EXCERPT.
Content starts
Here are the few benchmarks we did when writing the SDMMC driver.
First are the raw reads and writes — these test the SDMMC peripheral itself by reading/writing certain number of sectors (the number of sectors is given in the "count" column). The tests were run with a no-name SDHC card, which supported Default Speed mode only (25MHz, so ESP32 uses 20MHz clock here).
Code: Select all
sector | count | size(kB) | wr_time(ms) | wr_speed(MB/s) | rd_time(ms) | rd_speed(MB/s)
0 | 1 | 0.5 | 7.45 | 0.07 | 0.43s | 1.13
0 | 4 | 2.0 | 3.56 | 0.55 | 0.62s | 3.18
1 | 16 | 8.0 | 4.31 | 1.81 | 1.18s | 6.64
16 | 32 | 16.0 | 3.99 | 3.92 | 2.24s | 6.98
48 | 64 | 32.0 | 6.34 | 4.93 | 3.93s | 7.96
128 | 128 | 64.0 | 11.19 | 5.59 | 7.12s | 8.77
15366080 | 32 | 16.0 | 4.03 | 3.87 | 2.05s | 7.61
15366080 | 64 | 32.0 | 4.48 | 6.98 | 3.74s | 8.36
15366136 | 1 | 0.5 | 1.47 | 0.33 | 0.41s | 1.20
7683072 | 1 | 0.5 | 4.74 | 0.10 | 0.43s | 1.13
7683072 | 4 | 2.0 | 3.37 | 0.58 | 0.63s | 3.11
7683072 | 8 | 4.0 | 1.68 | 2.32 | 0.82s | 4.75
7683072 | 16 | 8.0 | 2.05 | 3.81 | 1.20s | 6.49
7683072 | 32 | 16.0 | 4.73 | 3.31 | 2.05s | 7.61
7683072 | 64 | 32.0 | 9.21 | 3.39 | 3.74s | 8.36
7683072 | 128 | 64.0 | 9.63 | 6.49 | 7.12s | 8.78
As you see, you get the highest possible write speed if you can write 64kB of data sequentially.
Content ends
PROVIDED RECORDS.
Content starts
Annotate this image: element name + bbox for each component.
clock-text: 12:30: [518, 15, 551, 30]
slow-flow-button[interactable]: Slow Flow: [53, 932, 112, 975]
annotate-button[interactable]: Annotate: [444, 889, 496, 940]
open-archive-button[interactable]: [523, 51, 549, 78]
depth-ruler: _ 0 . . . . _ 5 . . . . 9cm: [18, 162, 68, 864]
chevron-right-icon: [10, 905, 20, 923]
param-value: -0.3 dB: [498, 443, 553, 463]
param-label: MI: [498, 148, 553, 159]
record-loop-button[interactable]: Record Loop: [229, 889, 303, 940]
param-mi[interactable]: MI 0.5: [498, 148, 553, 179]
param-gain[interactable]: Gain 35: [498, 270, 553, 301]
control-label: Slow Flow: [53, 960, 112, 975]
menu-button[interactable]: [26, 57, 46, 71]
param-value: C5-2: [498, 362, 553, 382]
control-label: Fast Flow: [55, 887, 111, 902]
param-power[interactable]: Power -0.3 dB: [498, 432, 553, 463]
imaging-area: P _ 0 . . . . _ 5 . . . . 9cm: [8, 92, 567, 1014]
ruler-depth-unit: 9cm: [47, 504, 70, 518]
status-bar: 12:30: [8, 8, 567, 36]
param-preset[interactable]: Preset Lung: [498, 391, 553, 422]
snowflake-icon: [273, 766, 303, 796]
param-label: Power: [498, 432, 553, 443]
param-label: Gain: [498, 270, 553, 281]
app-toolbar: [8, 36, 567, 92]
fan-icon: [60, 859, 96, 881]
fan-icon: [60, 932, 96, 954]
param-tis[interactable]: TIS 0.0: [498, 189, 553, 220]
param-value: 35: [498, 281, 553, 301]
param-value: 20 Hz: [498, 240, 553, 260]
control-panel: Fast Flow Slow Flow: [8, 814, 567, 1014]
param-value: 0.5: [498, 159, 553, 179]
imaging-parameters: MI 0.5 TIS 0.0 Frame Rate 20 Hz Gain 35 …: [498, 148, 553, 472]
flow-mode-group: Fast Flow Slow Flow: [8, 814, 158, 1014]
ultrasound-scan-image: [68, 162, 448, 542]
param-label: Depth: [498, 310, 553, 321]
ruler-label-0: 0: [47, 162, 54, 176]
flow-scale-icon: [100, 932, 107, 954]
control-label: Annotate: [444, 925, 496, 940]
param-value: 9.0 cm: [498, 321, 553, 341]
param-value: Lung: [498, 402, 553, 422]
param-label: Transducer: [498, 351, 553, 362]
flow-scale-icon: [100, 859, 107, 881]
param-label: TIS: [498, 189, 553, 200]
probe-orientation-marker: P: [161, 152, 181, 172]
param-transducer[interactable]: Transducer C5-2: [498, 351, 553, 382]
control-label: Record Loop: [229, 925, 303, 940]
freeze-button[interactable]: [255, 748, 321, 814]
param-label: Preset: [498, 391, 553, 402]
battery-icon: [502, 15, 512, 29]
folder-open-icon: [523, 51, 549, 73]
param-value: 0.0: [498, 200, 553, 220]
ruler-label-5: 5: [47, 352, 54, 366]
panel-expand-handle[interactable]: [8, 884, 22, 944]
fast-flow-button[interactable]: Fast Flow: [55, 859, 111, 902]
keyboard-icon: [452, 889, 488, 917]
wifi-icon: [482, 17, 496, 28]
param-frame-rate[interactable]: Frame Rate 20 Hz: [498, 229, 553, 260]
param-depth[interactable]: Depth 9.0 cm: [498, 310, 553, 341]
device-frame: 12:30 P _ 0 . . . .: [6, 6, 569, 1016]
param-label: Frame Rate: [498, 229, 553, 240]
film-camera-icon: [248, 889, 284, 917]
Content ends
REQUIRED ACTION.
Answer these questions about the SDMMC benchmark text:
1. What kind of card were the tests run with?
2. What clock frequency does the ESP32 use in these tests?
3. How much data must be written sequentially to get the highest possible write speed?

TASK SOLUTION.
1. A no-name SDHC card that supported Default Speed mode only.
2. 20MHz.
3. 64kB.